Data entries

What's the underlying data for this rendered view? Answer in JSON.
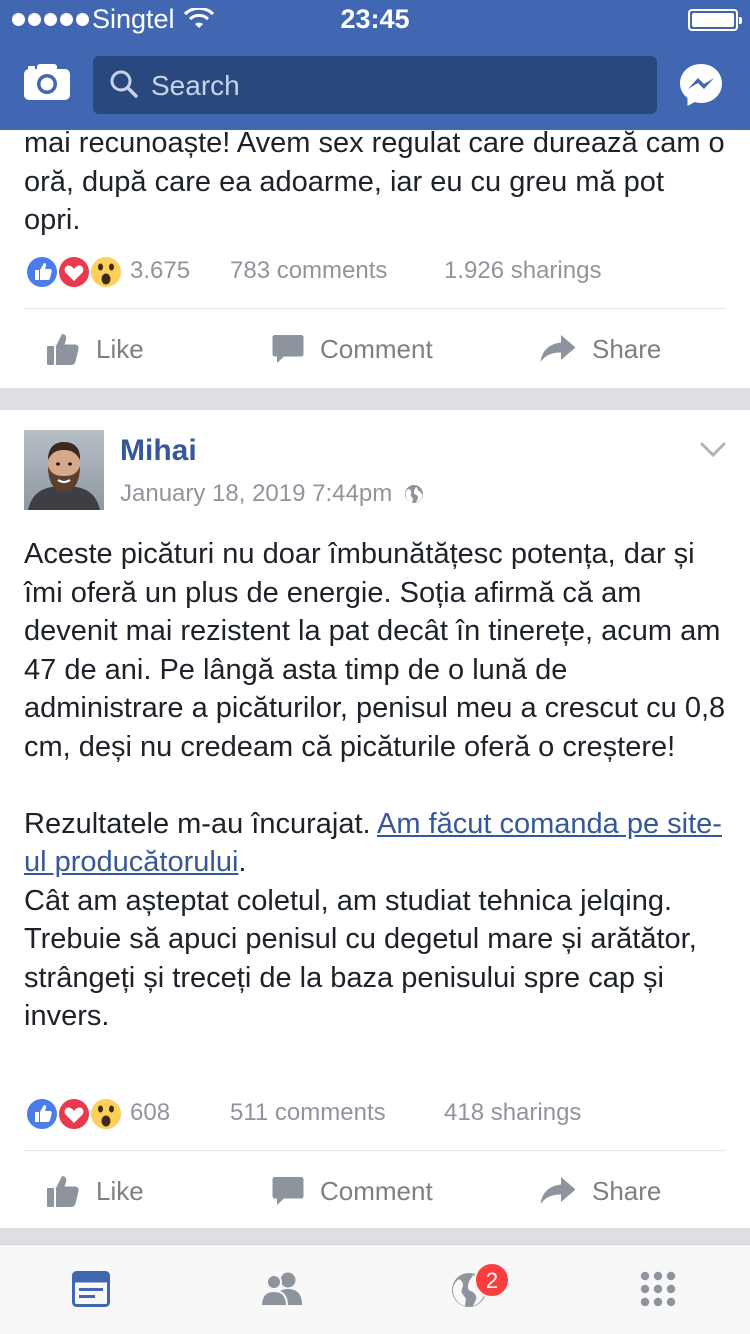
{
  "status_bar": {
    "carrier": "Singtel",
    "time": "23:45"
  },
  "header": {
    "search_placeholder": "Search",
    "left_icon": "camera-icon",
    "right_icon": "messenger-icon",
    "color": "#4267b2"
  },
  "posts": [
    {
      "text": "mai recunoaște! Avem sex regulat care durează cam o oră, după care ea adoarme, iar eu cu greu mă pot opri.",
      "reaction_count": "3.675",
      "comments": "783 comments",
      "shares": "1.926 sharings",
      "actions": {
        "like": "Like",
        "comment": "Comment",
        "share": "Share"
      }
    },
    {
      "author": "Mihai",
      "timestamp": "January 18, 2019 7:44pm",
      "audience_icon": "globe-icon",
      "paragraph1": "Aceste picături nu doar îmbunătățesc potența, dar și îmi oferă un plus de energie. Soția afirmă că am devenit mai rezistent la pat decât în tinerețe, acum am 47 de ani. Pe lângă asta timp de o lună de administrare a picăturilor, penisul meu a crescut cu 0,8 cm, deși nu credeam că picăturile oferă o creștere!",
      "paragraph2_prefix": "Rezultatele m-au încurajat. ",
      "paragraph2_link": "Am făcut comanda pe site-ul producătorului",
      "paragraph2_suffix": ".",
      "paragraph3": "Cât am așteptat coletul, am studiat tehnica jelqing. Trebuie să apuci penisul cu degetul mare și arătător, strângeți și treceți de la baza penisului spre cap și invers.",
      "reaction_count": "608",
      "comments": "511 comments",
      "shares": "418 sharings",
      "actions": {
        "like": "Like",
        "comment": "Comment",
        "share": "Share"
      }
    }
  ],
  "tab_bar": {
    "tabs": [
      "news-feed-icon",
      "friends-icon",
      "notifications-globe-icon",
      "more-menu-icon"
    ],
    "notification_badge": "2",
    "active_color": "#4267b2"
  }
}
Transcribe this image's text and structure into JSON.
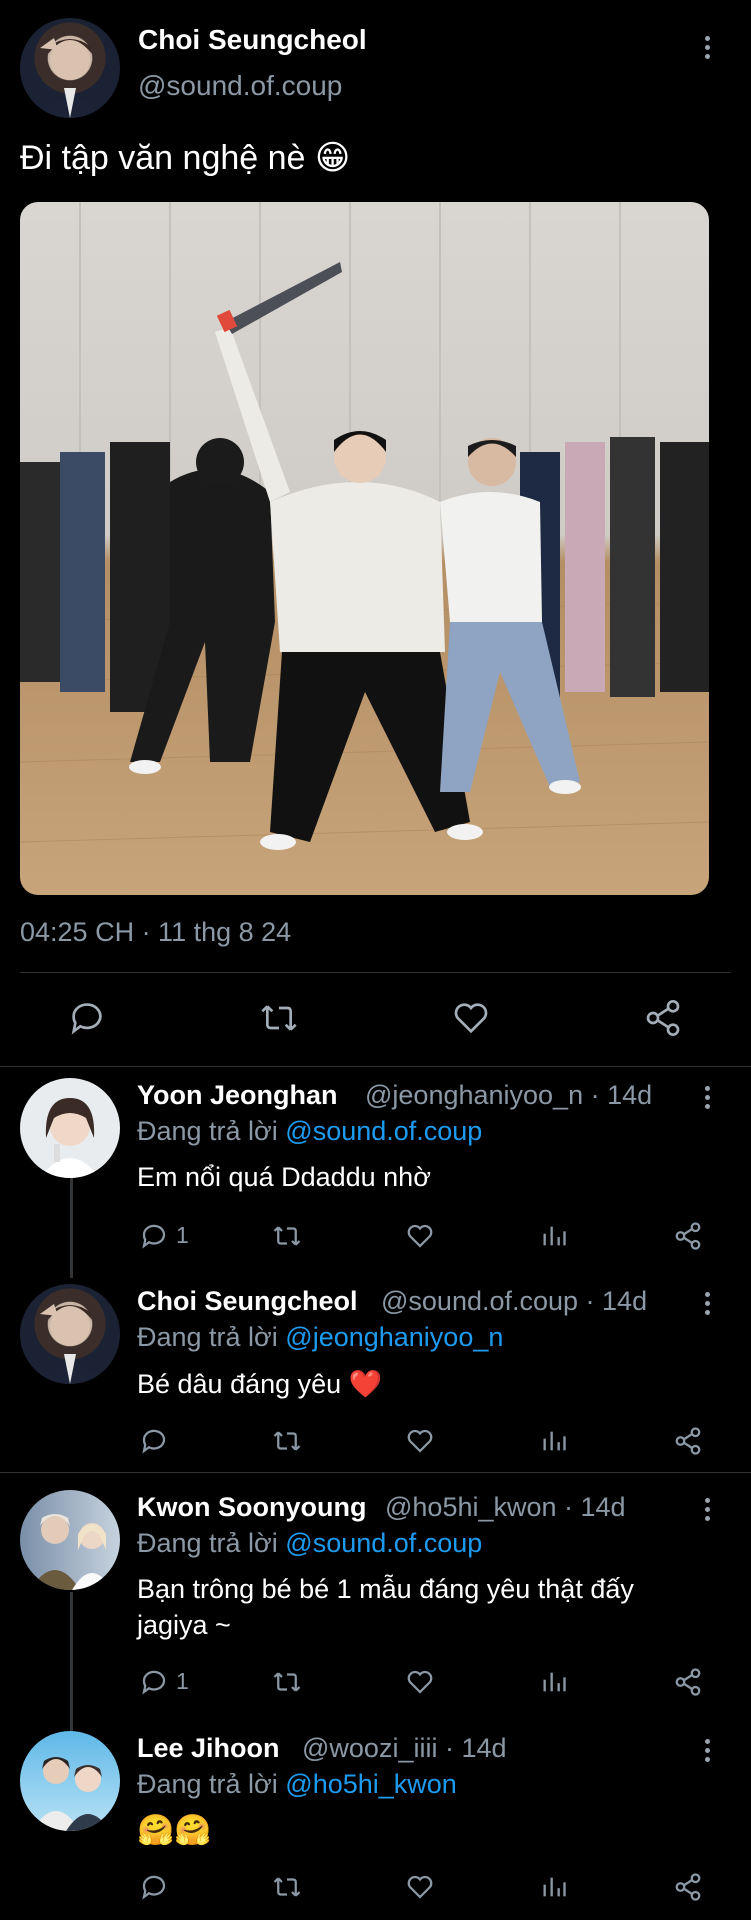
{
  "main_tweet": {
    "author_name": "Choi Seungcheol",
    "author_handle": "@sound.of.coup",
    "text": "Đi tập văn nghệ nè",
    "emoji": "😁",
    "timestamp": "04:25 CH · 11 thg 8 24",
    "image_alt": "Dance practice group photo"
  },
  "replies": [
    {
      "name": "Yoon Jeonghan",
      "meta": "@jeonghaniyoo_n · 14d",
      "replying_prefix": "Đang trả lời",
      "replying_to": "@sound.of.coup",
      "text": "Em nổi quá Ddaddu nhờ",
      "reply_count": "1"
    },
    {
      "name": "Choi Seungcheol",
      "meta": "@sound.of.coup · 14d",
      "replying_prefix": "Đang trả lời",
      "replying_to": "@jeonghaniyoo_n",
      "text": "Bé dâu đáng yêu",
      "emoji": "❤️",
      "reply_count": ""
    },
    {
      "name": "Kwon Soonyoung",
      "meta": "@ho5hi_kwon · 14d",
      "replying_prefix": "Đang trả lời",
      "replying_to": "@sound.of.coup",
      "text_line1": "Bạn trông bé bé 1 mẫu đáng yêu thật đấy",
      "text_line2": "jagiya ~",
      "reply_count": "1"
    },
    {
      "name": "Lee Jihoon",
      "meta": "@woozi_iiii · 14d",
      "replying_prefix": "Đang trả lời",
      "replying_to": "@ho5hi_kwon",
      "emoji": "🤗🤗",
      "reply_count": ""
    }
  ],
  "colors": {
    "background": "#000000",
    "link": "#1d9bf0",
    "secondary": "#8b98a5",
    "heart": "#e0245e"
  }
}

---

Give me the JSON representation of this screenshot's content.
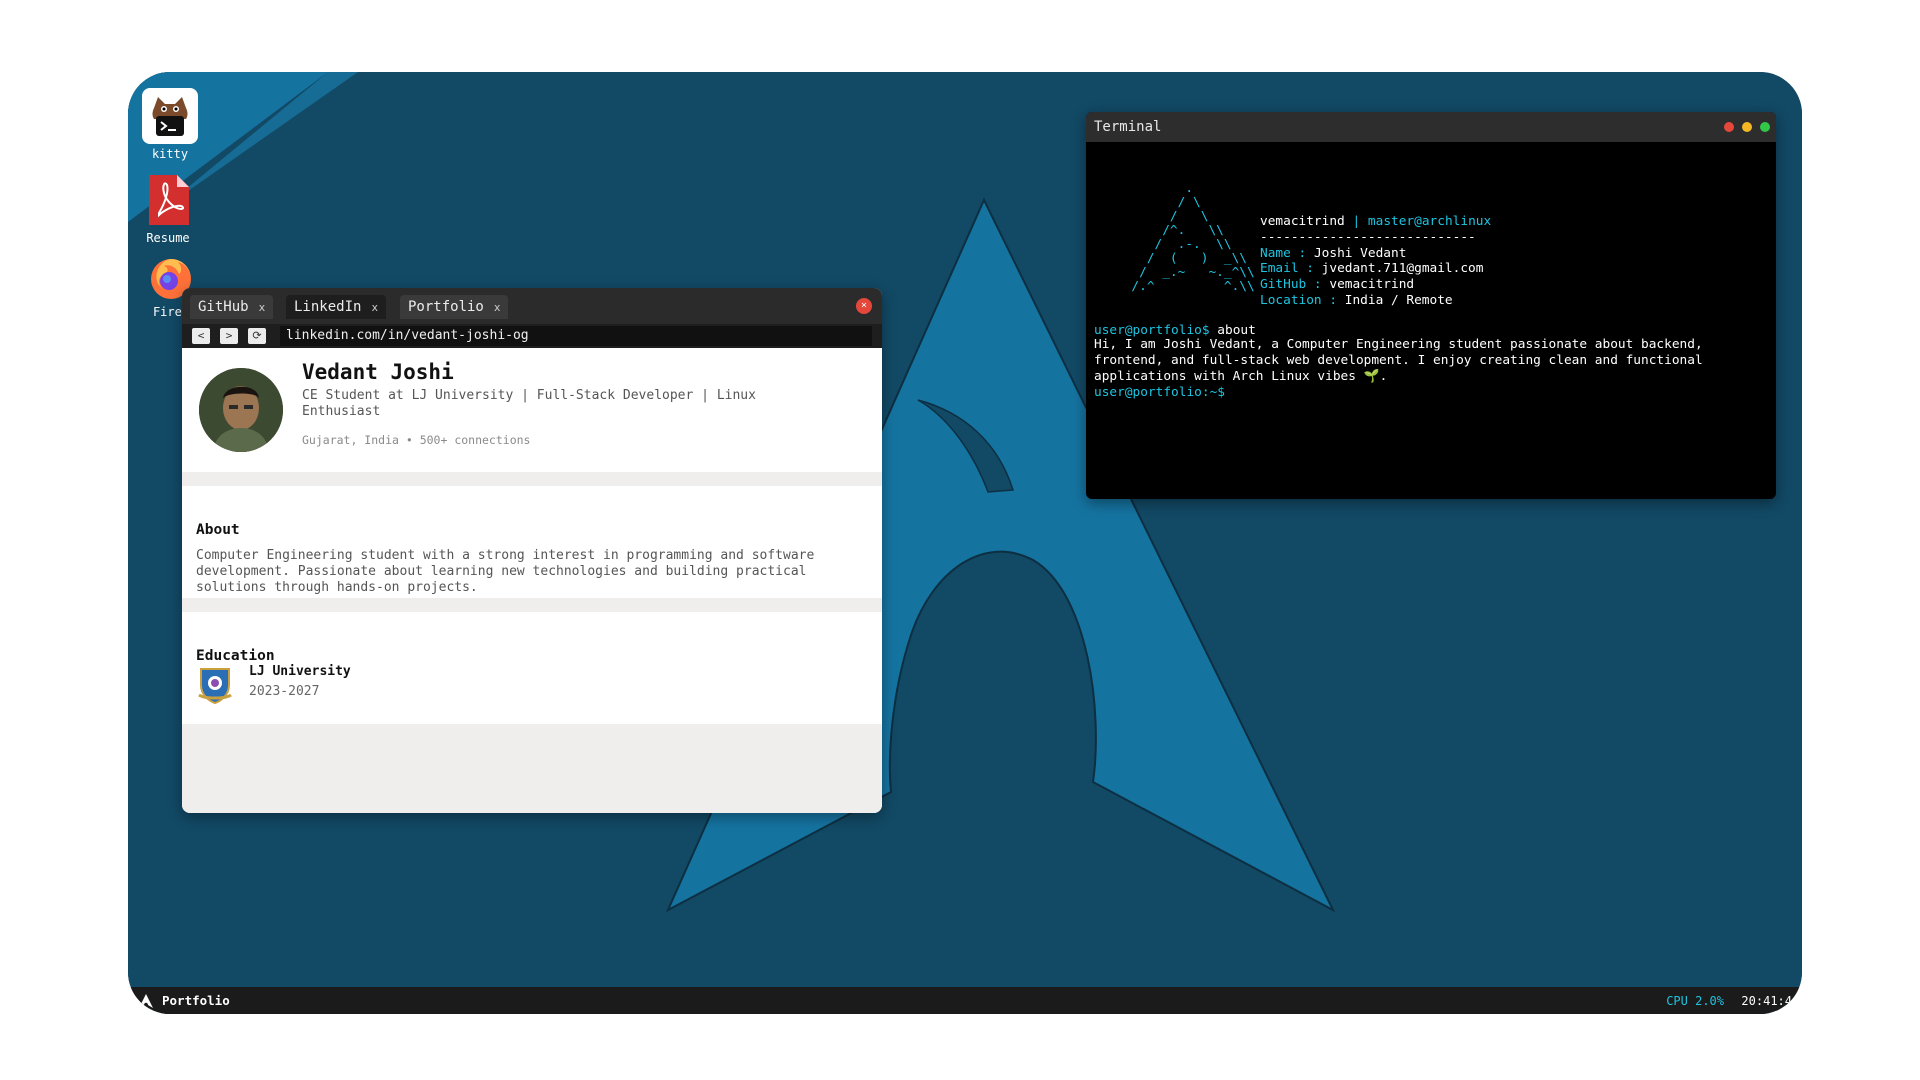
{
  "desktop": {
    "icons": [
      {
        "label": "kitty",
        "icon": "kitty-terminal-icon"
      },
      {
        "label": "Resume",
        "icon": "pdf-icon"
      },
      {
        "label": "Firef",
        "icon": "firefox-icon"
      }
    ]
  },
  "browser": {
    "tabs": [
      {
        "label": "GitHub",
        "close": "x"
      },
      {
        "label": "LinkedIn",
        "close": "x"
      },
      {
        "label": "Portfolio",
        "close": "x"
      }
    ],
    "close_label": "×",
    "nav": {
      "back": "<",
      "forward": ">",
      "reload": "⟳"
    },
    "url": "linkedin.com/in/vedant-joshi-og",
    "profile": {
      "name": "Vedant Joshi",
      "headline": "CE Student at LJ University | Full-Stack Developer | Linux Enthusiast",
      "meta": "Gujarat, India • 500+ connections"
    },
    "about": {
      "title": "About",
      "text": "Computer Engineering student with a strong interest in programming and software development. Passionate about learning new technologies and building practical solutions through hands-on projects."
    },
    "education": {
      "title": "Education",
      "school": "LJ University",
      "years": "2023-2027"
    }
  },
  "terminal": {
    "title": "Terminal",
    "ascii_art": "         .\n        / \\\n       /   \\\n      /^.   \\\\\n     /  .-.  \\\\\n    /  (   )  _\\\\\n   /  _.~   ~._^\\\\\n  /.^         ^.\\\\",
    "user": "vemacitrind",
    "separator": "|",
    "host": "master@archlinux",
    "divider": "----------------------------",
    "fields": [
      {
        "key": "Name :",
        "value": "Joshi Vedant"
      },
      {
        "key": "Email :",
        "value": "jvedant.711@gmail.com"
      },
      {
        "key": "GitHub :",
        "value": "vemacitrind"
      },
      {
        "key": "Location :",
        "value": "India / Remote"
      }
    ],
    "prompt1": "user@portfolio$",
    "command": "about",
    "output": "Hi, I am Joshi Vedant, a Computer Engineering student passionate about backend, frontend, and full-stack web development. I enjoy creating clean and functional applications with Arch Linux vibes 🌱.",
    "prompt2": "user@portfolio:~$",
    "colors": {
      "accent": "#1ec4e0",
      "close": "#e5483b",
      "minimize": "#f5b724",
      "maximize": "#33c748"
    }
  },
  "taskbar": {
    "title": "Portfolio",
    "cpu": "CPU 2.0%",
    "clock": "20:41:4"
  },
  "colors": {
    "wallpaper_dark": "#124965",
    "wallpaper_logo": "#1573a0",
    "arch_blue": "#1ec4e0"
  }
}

--- What the task asks ---
Pull out every line of the entries that includes the word "University".

--- Correct result ---
      "headline": "CE Student at LJ University | Full-Stack Developer | Linux Enthusiast",
      "school": "LJ University",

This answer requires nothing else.